(Dataset entries)
________________________

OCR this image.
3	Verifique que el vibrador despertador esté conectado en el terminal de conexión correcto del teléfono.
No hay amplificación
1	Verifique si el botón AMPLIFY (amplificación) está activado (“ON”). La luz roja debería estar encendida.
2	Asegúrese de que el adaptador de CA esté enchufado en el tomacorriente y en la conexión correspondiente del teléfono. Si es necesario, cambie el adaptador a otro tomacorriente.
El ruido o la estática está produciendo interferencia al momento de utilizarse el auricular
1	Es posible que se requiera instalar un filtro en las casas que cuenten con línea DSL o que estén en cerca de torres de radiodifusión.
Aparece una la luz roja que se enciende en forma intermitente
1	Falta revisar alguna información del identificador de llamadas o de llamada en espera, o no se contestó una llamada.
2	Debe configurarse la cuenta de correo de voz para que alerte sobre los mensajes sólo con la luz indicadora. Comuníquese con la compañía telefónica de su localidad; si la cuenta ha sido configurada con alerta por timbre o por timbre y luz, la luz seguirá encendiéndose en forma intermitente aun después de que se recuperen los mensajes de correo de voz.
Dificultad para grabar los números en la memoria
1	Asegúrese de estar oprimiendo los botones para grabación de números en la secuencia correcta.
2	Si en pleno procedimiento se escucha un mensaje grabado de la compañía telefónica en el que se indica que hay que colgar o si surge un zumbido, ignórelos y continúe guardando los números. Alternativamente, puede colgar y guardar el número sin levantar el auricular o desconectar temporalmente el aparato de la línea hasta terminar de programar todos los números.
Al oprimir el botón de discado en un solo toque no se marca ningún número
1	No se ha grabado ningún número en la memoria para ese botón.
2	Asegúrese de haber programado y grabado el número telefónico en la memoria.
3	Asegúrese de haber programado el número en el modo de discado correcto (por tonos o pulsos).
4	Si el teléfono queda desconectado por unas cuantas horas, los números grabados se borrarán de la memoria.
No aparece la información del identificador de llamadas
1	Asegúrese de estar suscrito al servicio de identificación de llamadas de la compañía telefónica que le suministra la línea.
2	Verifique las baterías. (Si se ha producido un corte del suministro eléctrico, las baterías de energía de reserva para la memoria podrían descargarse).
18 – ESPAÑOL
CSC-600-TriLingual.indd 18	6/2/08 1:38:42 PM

________________________

• [Task requirements]: Gather all lines with the string "roja" from the data.

• [Written response]:
1	Verifique si el botón AMPLIFY (amplificación) está activado (“ON”). La luz roja debería estar encendida.
Aparece una la luz roja que se enciende en forma intermitente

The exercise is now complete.